> _Direction_
Set down all of the data exactly as it appears.

> _Exercise inputs_

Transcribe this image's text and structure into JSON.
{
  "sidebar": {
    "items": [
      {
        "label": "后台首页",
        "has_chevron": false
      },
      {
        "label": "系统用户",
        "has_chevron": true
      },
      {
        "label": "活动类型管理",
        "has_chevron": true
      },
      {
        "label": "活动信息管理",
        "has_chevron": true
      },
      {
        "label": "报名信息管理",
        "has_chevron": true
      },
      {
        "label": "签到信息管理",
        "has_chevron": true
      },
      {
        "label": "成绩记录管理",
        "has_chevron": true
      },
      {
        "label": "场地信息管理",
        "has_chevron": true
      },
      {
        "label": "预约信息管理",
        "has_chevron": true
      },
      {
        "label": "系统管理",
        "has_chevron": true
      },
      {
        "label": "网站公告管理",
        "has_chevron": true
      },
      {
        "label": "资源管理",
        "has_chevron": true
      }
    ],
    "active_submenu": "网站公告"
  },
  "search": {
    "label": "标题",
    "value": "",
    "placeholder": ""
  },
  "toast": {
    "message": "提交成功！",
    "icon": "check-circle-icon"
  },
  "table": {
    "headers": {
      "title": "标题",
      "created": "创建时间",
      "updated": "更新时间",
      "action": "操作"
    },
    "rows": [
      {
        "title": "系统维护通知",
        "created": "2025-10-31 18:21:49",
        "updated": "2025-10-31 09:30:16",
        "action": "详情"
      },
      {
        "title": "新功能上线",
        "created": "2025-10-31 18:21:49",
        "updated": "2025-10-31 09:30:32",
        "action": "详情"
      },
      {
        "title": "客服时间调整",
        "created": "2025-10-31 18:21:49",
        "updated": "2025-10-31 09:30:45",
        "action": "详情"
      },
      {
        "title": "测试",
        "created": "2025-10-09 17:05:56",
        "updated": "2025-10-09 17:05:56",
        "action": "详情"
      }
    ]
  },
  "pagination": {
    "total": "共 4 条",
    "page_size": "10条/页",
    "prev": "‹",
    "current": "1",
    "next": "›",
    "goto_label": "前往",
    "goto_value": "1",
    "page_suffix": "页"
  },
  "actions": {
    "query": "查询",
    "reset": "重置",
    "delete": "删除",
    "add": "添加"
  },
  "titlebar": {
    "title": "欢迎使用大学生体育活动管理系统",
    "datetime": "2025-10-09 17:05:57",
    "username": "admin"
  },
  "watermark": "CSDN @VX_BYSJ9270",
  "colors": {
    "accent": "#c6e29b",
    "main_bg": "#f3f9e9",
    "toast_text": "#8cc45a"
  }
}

> _The reply_
Transcribe this image's text and structure into JSON.
{
  "sidebar": {
    "items": [
      {
        "label": "后台首页",
        "has_chevron": false
      },
      {
        "label": "系统用户",
        "has_chevron": true
      },
      {
        "label": "活动类型管理",
        "has_chevron": true
      },
      {
        "label": "活动信息管理",
        "has_chevron": true
      },
      {
        "label": "报名信息管理",
        "has_chevron": true
      },
      {
        "label": "签到信息管理",
        "has_chevron": true
      },
      {
        "label": "成绩记录管理",
        "has_chevron": true
      },
      {
        "label": "场地信息管理",
        "has_chevron": true
      },
      {
        "label": "预约信息管理",
        "has_chevron": true
      },
      {
        "label": "系统管理",
        "has_chevron": true
      },
      {
        "label": "网站公告管理",
        "has_chevron": true
      },
      {
        "label": "资源管理",
        "has_chevron": true
      }
    ],
    "active_submenu": "网站公告"
  },
  "search": {
    "label": "标题",
    "value": "",
    "placeholder": ""
  },
  "toast": {
    "message": "提交成功！",
    "icon": "check-circle-icon"
  },
  "table": {
    "headers": {
      "title": "标题",
      "created": "创建时间",
      "updated": "更新时间",
      "action": "操作"
    },
    "rows": [
      {
        "title": "系统维护通知",
        "created": "2025-10-31 18:21:49",
        "updated": "2025-10-31 09:30:16",
        "action": "详情"
      },
      {
        "title": "新功能上线",
        "created": "2025-10-31 18:21:49",
        "updated": "2025-10-31 09:30:32",
        "action": "详情"
      },
      {
        "title": "客服时间调整",
        "created": "2025-10-31 18:21:49",
        "updated": "2025-10-31 09:30:45",
        "action": "详情"
      },
      {
        "title": "测试",
        "created": "2025-10-09 17:05:56",
        "updated": "2025-10-09 17:05:56",
        "action": "详情"
      }
    ]
  },
  "pagination": {
    "total": "共 4 条",
    "page_size": "10条/页",
    "prev": "‹",
    "current": "1",
    "next": "›",
    "goto_label": "前往",
    "goto_value": "1",
    "page_suffix": "页"
  },
  "actions": {
    "query": "查询",
    "reset": "重置",
    "delete": "删除",
    "add": "添加"
  },
  "titlebar": {
    "title": "欢迎使用大学生体育活动管理系统",
    "datetime": "2025-10-09 17:05:57",
    "username": "admin"
  },
  "watermark": "CSDN @VX_BYSJ9270",
  "colors": {
    "accent": "#c6e29b",
    "main_bg": "#f3f9e9",
    "toast_text": "#8cc45a"
  }
}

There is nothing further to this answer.